Dataset items:

— Begin —

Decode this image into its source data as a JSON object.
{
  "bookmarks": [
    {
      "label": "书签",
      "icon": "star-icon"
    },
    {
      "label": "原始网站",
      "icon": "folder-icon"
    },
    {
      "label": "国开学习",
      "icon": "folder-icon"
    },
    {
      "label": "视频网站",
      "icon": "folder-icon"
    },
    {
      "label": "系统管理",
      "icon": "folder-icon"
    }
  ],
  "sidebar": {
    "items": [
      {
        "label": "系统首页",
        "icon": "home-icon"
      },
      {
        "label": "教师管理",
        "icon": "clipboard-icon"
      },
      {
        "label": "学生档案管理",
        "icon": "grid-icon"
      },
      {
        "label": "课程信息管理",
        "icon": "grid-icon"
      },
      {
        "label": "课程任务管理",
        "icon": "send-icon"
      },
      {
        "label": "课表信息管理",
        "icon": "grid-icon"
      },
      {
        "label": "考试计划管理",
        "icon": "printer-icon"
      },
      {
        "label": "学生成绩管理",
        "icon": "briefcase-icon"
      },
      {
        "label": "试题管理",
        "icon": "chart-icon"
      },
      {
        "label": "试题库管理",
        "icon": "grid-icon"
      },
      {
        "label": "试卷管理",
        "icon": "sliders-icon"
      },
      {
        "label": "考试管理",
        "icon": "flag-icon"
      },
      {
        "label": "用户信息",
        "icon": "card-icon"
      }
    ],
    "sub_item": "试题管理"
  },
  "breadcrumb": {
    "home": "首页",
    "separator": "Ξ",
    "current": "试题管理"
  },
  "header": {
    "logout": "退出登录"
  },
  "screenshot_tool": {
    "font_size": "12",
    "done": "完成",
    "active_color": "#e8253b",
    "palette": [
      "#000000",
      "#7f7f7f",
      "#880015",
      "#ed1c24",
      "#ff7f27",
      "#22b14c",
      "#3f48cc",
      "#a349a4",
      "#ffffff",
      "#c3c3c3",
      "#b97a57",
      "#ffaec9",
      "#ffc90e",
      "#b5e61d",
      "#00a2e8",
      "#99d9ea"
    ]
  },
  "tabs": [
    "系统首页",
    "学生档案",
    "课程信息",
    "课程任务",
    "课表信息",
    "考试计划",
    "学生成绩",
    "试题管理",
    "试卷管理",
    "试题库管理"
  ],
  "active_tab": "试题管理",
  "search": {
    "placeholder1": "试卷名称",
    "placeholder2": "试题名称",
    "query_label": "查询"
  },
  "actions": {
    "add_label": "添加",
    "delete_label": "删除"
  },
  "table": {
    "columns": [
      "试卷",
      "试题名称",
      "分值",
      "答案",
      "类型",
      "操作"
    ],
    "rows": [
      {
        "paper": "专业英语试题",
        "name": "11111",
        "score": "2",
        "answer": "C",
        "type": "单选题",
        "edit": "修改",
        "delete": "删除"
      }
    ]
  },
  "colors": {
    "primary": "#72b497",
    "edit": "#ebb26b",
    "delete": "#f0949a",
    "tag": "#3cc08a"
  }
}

— End —

Challenge :: Copy out every line in the entries above that holds "试题管理".

Exercise result ::
        "label": "试题管理",
    "sub_item": "试题管理"
    "current": "试题管理"
    "试题管理",
  "active_tab": "试题管理",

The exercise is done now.